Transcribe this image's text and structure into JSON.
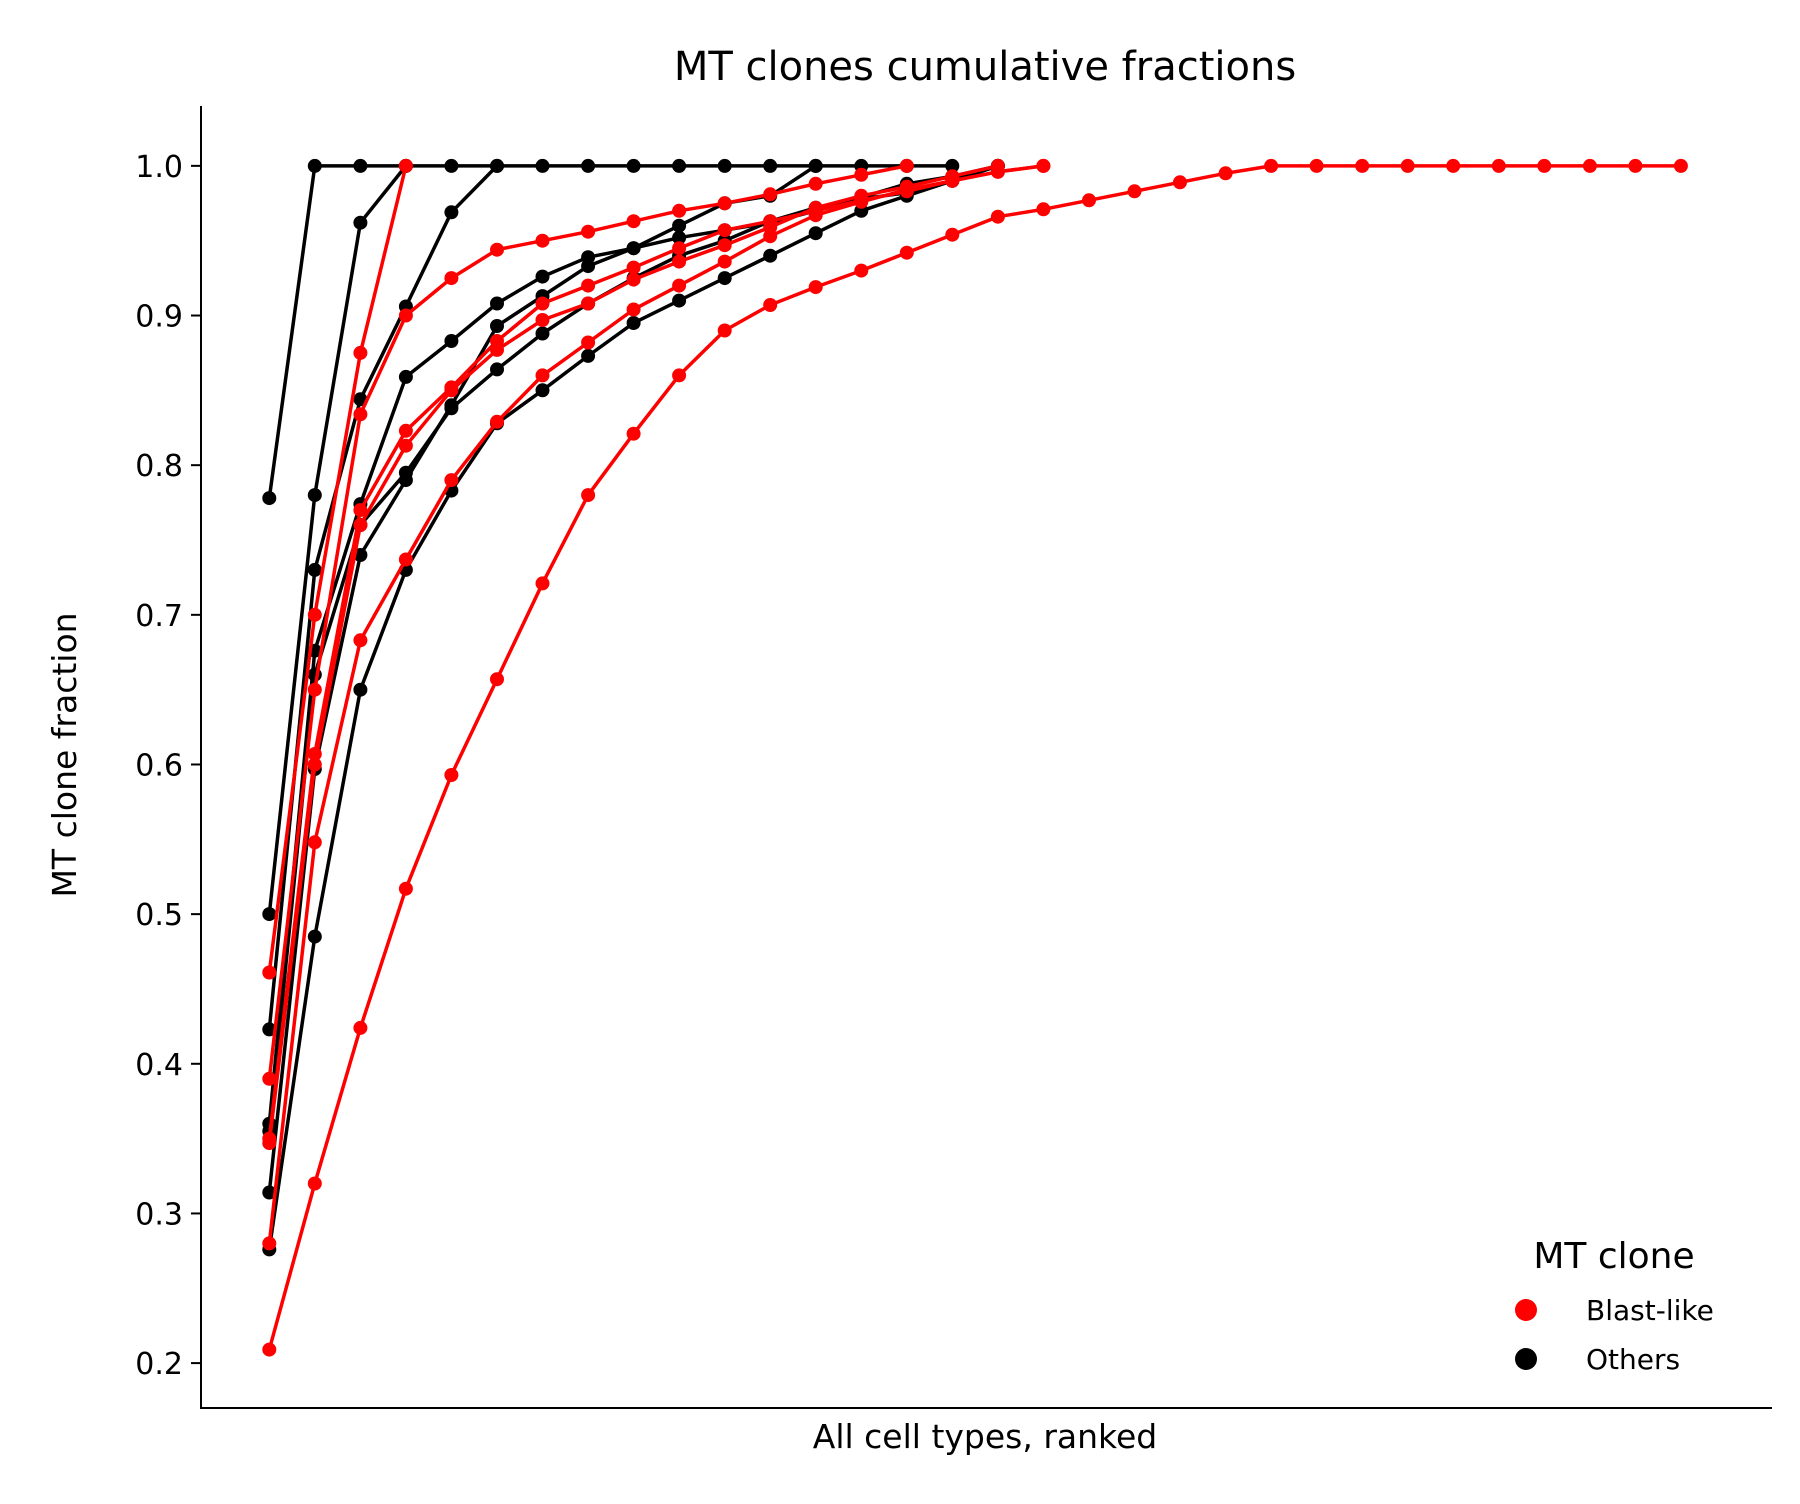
{
  "chart_data": {
    "type": "line",
    "title": "MT clones cumulative fractions",
    "xlabel": "All cell types, ranked",
    "ylabel": "MT clone fraction",
    "ylim": [
      0.17,
      1.04
    ],
    "xlim": [
      -1.5,
      33
    ],
    "yticks": [
      "0.2",
      "0.3",
      "0.4",
      "0.5",
      "0.6",
      "0.7",
      "0.8",
      "0.9",
      "1.0"
    ],
    "grid": false,
    "legend": {
      "title": "MT clone",
      "placement": "lower-right",
      "entries": [
        {
          "label": "Blast-like",
          "color": "#ff0000"
        },
        {
          "label": "Others",
          "color": "#000000"
        }
      ]
    },
    "series": [
      {
        "group": "Others",
        "values": [
          0.778,
          1.0,
          1.0,
          1.0,
          1.0,
          1.0,
          1.0,
          1.0,
          1.0,
          1.0,
          1.0,
          1.0,
          1.0,
          1.0,
          1.0,
          1.0
        ]
      },
      {
        "group": "Others",
        "values": [
          0.5,
          0.78,
          0.962,
          1.0
        ]
      },
      {
        "group": "Others",
        "values": [
          0.423,
          0.73,
          0.844,
          0.906,
          0.969,
          1.0
        ]
      },
      {
        "group": "Others",
        "values": [
          0.36,
          0.676,
          0.774,
          0.859,
          0.883,
          0.908,
          0.926,
          0.939,
          0.945,
          0.96,
          0.975,
          0.98,
          1.0
        ]
      },
      {
        "group": "Others",
        "values": [
          0.355,
          0.66,
          0.76,
          0.795,
          0.838,
          0.864,
          0.888,
          0.908,
          0.925,
          0.94,
          0.95,
          0.963,
          0.972,
          0.979,
          0.988,
          0.993,
          1.0
        ]
      },
      {
        "group": "Others",
        "values": [
          0.314,
          0.597,
          0.74,
          0.79,
          0.84,
          0.893,
          0.913,
          0.933,
          0.945,
          0.952,
          0.957,
          0.962,
          0.97,
          0.978,
          0.982,
          0.99,
          1.0
        ]
      },
      {
        "group": "Others",
        "values": [
          0.276,
          0.485,
          0.65,
          0.73,
          0.783,
          0.828,
          0.85,
          0.873,
          0.895,
          0.91,
          0.925,
          0.94,
          0.955,
          0.97,
          0.98,
          0.99,
          1.0
        ]
      },
      {
        "group": "Blast-like",
        "values": [
          0.461,
          0.7,
          0.875,
          1.0
        ]
      },
      {
        "group": "Blast-like",
        "values": [
          0.39,
          0.65,
          0.834,
          0.9,
          0.925,
          0.944,
          0.95,
          0.956,
          0.963,
          0.97,
          0.975,
          0.981,
          0.988,
          0.994,
          1.0
        ]
      },
      {
        "group": "Blast-like",
        "values": [
          0.35,
          0.607,
          0.77,
          0.823,
          0.852,
          0.883,
          0.908,
          0.92,
          0.932,
          0.945,
          0.957,
          0.963,
          0.97,
          0.977,
          0.983,
          0.99,
          0.996,
          1.0
        ]
      },
      {
        "group": "Blast-like",
        "values": [
          0.347,
          0.6,
          0.76,
          0.813,
          0.85,
          0.877,
          0.897,
          0.908,
          0.924,
          0.936,
          0.947,
          0.959,
          0.972,
          0.98,
          0.986,
          0.993,
          1.0
        ]
      },
      {
        "group": "Blast-like",
        "values": [
          0.28,
          0.548,
          0.683,
          0.737,
          0.79,
          0.829,
          0.86,
          0.882,
          0.904,
          0.92,
          0.936,
          0.953,
          0.967,
          0.976,
          0.984,
          0.99,
          0.996,
          1.0
        ]
      },
      {
        "group": "Blast-like",
        "values": [
          0.209,
          0.32,
          0.424,
          0.517,
          0.593,
          0.657,
          0.721,
          0.78,
          0.821,
          0.86,
          0.89,
          0.907,
          0.919,
          0.93,
          0.942,
          0.954,
          0.966,
          0.971,
          0.977,
          0.983,
          0.989,
          0.995,
          1.0,
          1.0,
          1.0,
          1.0,
          1.0,
          1.0,
          1.0,
          1.0,
          1.0,
          1.0
        ]
      }
    ]
  }
}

----

__BRIEF__. Report only how many lines of the listing hold the word "title".

__WRITTEN RESPONSE__. 2